─── Lesetext ───

# Java => Login mit MySQL



## TermOfDay (8. Dez 2010)

Einen wunderschönen Abend.
Seit kurzen wieder arbeite ich etwas mit Java und habe meinen Server/Client Charakter Movement Stream fertig (kurz: Spiel Netzwerk in dem man mit anderen Spielen kann).
Nun habe ich mir etwas über Java + Datenbanken(MySQL in meinem fall) durch gelesen, muss aber feststellen das ich damit irgendwie nich klar komme.
Nun dachte ich mir, dass ich meine App einfach mal zu ner Applet umschreibe (ist ja nicht viel aufwand) und die Datenbank mittels PHP manage.
Zur eigentlichen frage: ob es möglich ist so sessions über PHP in das Applet zu laden?

Oder empfehlt ihr mir eher dies doch über den Java Server + Datenbank anbindung zu managen?
Meine Idee war: 

- Server bekommt Datenbank anbindung.
- Client beschriftet Login Formular und drückt auf "Login" anschließend werden zwei Strings "Username + Password" an den Server geschickt.
- Server nimmt die Strings und gleicht diese mit den Datenbank-Tabellen (equals) beim finden eines passenden Datensatzes werden die Datenbank informationen an den entsprechenden
Clienten zurück gesendet.

───

(Aufgabenstellung a)
Wandeln Sie die nachstehenden Datensätze von der Zeile mit „Extract all elements with their positions. The image is w=1505“ bis einschließlich der Zeile mit „class-code-label: Class Code: [28,258,140,280]“ in eine zweispaltige CSV mit den Spalten „Anfrage“ und „Antwort“ um, mit einer Zeile je Anfrage. Setzen Sie jedes Feld in doppelte Anführungszeichen, ersetzen Sie Zeilenumbrüche durch Leerzeichen und lassen Sie die Bilder weg.

─── Bereitgestellte Datensätze ───

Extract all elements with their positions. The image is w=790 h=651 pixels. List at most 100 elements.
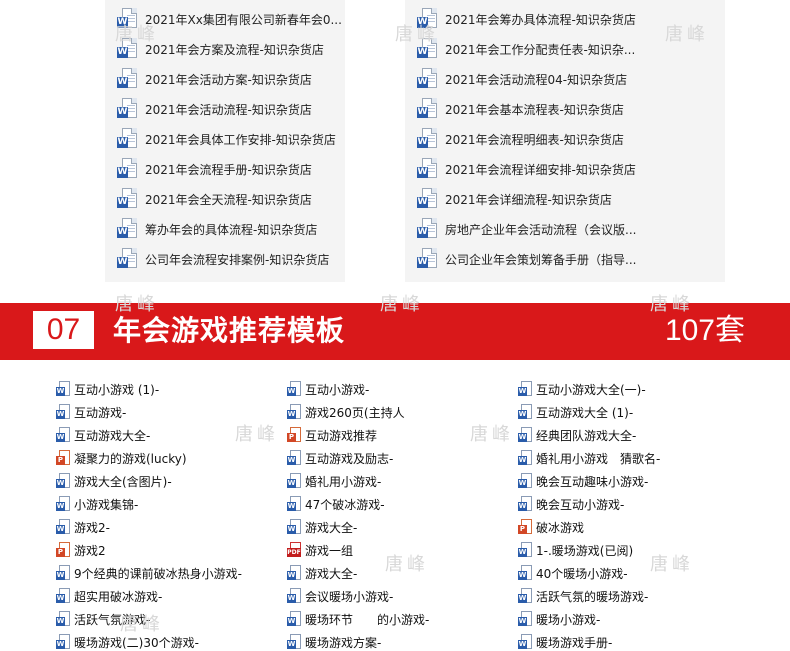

───
─── Bereitgestellte Datensätze ───

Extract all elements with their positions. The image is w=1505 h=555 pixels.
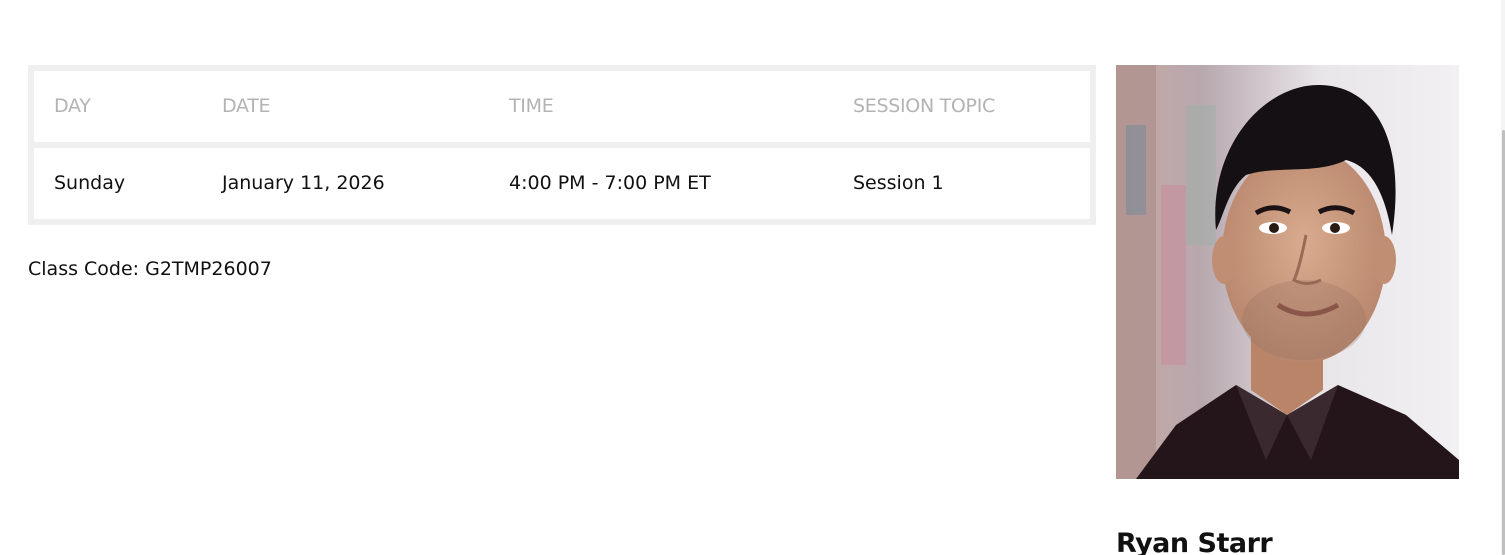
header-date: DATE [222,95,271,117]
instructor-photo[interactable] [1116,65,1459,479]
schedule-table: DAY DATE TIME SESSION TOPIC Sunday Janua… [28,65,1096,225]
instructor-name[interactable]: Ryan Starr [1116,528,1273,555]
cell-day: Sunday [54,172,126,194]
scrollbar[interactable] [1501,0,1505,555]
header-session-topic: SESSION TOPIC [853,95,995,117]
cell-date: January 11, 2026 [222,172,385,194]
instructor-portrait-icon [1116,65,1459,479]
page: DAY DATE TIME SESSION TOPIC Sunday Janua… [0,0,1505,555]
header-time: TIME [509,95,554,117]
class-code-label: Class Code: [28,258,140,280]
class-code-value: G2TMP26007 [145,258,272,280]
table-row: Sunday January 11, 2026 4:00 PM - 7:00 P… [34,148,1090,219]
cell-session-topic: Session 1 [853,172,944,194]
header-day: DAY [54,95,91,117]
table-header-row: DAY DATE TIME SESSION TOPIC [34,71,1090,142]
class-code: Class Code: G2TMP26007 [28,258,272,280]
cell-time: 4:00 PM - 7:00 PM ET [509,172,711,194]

───

(Aufgabenstellung b)
Geben Sie den Forumsbeitrag zum Java-Login mit MySQL von „Einen wunderschönen Abend.“ bis einschließlich „anbindung zu managen?“ wortgetreu wieder.

(Lösung a)
Anfrage,Antwort
"Extract all elements with their positions. The image is w=1505 h=555 pixels.","header-date: DATE [222,95,271,117] instructor-photo[interactable] [1116,65,1459,479] schedule-table: DAY DATE TIME SESSION TOPIC Sunday Janua… [28,65,1096,225] instructor-name[interactable]: Ryan Starr [1116,528,1273,555] cell-day: Sunday [54,172,126,194] scrollbar[interactable] [1501,0,1505,555] header-session-topic: SESSION TOPIC [853,95,995,117] cell-date: January 11, 2026 [222,172,385,194] instructor-portrait-icon [1116,65,1459,479] page: DAY DATE TIME SESSION TOPIC Sunday Janua… [0,0,1505,555] header-time: TIME [509,95,554,117] class-code-label: Class Code: [28,258,140,280]"

(Lösung b)
Einen wunderschönen Abend.
Seit kurzen wieder arbeite ich etwas mit Java und habe meinen Server/Client Charakter Movement Stream fertig (kurz: Spiel Netzwerk in dem man mit anderen Spielen kann).
Nun habe ich mir etwas über Java + Datenbanken(MySQL in meinem fall) durch gelesen, muss aber feststellen das ich damit irgendwie nich klar komme.
Nun dachte ich mir, dass ich meine App einfach mal zu ner Applet umschreibe (ist ja nicht viel aufwand) und die Datenbank mittels PHP manage.
Zur eigentlichen frage: ob es möglich ist so sessions über PHP in das Applet zu laden?

Oder empfehlt ihr mir eher dies doch über den Java Server + Datenbank anbindung zu managen?